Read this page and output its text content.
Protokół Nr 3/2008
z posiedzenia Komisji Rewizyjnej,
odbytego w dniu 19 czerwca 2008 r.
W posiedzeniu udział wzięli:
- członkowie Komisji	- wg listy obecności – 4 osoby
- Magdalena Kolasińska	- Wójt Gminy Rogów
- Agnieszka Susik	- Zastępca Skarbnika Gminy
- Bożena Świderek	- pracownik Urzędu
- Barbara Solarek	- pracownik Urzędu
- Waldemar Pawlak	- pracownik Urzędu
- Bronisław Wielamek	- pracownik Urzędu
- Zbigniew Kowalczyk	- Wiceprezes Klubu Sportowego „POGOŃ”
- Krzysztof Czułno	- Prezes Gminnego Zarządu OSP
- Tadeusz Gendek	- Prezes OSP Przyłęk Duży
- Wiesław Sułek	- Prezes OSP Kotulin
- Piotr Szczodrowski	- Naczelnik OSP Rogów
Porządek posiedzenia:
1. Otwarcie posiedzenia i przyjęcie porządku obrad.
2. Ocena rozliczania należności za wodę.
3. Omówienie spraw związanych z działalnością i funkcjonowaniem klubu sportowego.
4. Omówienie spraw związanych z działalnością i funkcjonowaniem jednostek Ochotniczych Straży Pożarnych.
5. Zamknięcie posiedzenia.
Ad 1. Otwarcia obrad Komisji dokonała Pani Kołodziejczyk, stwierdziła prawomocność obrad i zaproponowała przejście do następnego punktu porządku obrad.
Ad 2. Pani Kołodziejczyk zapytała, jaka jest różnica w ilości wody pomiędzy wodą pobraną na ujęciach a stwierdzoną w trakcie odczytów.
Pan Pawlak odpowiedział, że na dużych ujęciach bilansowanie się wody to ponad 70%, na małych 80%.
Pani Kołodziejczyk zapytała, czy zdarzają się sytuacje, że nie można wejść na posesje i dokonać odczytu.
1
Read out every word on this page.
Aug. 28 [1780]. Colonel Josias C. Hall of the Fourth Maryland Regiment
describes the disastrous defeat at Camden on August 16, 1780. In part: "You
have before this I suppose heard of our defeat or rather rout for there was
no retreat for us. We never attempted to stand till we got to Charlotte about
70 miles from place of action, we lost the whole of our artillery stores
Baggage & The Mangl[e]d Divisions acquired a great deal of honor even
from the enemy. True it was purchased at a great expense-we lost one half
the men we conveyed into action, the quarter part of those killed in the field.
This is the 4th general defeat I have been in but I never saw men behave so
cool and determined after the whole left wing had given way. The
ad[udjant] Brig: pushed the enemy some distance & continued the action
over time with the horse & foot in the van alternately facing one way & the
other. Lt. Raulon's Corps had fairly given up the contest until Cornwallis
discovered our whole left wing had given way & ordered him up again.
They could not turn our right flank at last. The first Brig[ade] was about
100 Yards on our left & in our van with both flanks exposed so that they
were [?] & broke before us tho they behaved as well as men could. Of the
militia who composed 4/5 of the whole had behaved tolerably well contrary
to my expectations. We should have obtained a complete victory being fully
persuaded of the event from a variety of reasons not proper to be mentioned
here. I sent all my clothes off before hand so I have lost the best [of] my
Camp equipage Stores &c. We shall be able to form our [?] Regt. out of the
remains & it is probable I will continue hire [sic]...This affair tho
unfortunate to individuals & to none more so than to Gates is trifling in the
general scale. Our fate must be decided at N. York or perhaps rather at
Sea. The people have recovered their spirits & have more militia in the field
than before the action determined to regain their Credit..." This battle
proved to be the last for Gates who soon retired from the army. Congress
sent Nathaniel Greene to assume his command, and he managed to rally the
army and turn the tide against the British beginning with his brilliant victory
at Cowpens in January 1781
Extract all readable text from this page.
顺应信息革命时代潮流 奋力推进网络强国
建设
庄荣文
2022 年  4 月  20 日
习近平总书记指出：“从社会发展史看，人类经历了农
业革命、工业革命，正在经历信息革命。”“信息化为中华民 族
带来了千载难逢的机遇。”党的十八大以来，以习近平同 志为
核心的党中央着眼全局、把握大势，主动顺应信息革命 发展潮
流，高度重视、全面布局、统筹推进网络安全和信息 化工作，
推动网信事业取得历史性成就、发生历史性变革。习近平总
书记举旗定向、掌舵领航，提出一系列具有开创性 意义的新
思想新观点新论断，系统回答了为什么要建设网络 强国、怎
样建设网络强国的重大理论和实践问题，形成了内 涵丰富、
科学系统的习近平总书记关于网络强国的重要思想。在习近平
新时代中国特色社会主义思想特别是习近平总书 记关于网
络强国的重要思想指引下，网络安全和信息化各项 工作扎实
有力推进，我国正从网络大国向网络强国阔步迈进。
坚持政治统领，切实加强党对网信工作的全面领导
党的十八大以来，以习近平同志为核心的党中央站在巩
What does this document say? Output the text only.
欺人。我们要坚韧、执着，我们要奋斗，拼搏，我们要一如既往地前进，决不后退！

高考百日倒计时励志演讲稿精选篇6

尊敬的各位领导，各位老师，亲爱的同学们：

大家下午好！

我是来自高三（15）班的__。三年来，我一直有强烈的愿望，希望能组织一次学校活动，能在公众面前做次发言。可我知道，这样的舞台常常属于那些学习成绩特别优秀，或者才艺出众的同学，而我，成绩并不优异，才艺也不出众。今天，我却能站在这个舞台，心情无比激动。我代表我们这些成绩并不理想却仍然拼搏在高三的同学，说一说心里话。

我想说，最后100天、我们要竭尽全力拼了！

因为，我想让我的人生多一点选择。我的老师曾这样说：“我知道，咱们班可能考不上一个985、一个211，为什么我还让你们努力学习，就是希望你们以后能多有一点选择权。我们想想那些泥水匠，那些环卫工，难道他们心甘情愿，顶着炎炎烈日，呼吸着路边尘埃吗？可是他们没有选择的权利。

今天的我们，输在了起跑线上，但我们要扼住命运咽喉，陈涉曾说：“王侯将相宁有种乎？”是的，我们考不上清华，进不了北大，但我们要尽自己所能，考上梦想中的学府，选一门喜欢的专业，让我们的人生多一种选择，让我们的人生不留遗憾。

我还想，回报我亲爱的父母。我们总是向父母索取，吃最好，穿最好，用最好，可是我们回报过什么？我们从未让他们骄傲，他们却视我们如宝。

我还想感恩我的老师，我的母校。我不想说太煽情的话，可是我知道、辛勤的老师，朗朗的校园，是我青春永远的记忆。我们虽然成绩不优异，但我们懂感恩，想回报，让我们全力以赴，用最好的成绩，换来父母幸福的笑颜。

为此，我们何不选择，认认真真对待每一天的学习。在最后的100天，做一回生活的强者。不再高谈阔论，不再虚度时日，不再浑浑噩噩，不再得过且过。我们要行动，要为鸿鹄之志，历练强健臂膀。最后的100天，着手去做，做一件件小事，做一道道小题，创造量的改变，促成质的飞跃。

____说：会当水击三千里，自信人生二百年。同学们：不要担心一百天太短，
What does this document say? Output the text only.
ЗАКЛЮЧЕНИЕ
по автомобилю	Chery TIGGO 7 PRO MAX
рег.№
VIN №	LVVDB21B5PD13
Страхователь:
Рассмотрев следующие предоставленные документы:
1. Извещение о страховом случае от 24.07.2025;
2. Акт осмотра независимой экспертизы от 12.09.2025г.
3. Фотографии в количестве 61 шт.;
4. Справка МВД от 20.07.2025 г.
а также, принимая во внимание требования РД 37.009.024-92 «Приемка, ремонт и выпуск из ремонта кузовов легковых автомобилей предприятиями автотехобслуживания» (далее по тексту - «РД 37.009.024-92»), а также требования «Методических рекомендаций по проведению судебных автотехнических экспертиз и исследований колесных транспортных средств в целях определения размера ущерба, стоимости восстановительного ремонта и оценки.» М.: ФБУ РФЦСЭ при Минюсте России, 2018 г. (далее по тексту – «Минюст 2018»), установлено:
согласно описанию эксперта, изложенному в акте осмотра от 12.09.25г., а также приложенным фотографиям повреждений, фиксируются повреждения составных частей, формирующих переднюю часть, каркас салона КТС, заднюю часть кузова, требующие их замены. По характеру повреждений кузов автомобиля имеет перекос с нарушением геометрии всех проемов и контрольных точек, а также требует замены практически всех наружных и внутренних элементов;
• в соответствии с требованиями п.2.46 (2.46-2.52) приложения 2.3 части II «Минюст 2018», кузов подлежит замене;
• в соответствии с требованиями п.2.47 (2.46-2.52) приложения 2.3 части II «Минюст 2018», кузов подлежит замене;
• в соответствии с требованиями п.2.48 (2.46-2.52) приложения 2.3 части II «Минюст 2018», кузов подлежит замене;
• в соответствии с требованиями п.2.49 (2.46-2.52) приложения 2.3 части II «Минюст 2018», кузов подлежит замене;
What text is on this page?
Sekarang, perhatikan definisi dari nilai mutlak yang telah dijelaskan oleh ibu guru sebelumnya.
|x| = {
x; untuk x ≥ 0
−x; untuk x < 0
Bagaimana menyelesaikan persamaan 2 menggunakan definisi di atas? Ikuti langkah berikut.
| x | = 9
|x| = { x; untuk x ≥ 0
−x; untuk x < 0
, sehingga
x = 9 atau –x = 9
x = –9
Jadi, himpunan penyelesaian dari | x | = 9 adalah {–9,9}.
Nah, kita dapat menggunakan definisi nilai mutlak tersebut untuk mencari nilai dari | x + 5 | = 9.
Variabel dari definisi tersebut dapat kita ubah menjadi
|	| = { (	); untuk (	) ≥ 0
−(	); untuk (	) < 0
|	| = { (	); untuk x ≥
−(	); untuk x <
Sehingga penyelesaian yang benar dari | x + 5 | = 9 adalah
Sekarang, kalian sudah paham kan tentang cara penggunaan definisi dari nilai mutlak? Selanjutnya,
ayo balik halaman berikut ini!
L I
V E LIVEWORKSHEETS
________
Tally the lines of the listing that include "never". Reply with nothing but the count.

2